(EXERCISE)
Identify all lines of the data containing the string "this" and copy them.

-- Start RECORDS PROVIDED --

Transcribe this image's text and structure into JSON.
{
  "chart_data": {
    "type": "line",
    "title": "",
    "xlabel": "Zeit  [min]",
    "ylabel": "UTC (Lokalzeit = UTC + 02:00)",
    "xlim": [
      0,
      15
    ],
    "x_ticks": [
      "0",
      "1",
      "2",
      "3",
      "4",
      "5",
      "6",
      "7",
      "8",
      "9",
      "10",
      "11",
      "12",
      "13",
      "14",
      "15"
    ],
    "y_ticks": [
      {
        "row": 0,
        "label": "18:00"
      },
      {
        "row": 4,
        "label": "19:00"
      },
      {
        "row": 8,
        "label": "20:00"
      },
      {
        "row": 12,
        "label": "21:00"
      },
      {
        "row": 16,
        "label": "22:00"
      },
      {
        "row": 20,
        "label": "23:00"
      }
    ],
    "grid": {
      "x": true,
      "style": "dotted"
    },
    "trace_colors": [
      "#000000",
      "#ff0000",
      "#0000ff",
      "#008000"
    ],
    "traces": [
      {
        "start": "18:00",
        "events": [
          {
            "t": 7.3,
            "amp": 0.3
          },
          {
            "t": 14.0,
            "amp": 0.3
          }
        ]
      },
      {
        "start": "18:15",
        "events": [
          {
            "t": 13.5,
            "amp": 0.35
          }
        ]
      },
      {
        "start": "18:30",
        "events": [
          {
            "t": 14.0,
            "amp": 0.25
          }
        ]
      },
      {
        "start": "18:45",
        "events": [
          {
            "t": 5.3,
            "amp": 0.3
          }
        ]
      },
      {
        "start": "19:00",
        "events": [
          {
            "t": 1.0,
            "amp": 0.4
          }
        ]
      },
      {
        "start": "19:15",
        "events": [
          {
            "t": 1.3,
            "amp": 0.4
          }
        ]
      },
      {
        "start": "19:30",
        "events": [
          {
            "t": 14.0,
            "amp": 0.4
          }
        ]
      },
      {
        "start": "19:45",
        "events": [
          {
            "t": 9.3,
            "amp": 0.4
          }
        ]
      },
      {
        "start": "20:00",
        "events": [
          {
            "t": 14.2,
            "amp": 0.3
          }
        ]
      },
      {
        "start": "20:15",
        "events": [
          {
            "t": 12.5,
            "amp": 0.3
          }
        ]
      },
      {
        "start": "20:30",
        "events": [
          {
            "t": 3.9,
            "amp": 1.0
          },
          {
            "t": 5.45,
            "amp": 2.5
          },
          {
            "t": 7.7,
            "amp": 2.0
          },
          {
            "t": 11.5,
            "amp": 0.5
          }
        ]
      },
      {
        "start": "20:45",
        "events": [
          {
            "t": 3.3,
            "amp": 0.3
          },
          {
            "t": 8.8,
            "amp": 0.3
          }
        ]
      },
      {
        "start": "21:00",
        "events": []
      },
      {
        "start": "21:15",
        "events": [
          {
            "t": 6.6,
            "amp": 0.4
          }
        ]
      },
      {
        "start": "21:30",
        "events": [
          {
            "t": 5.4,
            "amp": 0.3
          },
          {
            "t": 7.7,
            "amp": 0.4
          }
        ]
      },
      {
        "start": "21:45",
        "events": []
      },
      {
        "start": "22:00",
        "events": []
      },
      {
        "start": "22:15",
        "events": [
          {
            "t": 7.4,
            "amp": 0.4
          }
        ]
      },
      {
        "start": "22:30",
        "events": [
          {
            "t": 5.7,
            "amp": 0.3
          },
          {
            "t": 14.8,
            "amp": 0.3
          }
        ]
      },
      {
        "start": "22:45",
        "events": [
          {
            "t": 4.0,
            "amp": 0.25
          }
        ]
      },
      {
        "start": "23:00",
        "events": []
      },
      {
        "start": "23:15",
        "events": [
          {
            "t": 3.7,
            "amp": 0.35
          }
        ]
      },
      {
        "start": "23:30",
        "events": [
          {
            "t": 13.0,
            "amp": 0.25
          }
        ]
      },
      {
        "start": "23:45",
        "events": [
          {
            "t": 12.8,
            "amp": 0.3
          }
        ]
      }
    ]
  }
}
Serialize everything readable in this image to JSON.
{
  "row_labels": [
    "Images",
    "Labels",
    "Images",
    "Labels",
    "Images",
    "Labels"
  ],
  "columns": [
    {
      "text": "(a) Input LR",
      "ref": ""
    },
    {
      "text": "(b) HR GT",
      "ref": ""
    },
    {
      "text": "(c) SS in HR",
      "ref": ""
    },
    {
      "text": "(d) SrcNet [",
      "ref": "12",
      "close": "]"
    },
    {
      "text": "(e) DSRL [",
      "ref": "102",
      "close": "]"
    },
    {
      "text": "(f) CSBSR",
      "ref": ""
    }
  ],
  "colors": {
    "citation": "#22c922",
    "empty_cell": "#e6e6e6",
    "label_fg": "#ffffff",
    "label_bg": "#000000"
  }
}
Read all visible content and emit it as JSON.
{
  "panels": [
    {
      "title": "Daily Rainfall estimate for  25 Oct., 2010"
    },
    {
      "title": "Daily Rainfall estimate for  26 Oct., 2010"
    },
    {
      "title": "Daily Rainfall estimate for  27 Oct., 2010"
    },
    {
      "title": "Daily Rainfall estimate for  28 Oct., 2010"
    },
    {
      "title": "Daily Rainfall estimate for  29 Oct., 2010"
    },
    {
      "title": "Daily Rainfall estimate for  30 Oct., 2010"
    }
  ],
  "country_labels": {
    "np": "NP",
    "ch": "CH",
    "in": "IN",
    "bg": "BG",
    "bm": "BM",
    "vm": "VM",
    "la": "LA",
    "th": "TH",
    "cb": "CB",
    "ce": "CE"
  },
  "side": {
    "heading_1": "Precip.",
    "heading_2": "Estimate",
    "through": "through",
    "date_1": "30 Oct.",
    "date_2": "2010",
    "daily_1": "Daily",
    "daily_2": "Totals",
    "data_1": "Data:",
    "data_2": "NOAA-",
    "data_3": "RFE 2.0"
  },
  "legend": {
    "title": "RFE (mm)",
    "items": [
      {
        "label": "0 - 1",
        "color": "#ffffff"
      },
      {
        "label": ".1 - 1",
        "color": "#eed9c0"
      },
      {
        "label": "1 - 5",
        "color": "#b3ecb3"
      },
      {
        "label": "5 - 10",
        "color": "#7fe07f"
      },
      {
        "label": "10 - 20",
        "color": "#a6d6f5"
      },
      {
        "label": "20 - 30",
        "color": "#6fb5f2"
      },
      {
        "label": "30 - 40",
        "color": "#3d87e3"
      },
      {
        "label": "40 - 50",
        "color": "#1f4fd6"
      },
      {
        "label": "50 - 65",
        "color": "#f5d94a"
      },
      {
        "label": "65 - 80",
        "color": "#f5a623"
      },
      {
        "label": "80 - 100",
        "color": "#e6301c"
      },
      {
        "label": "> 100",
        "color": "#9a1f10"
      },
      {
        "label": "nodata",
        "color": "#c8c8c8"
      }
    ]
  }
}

-- End RECORDS PROVIDED --

(EXERCISE OUTPUT)
Transcribe this image's text and structure into JSON.
Serialize everything readable in this image to JSON.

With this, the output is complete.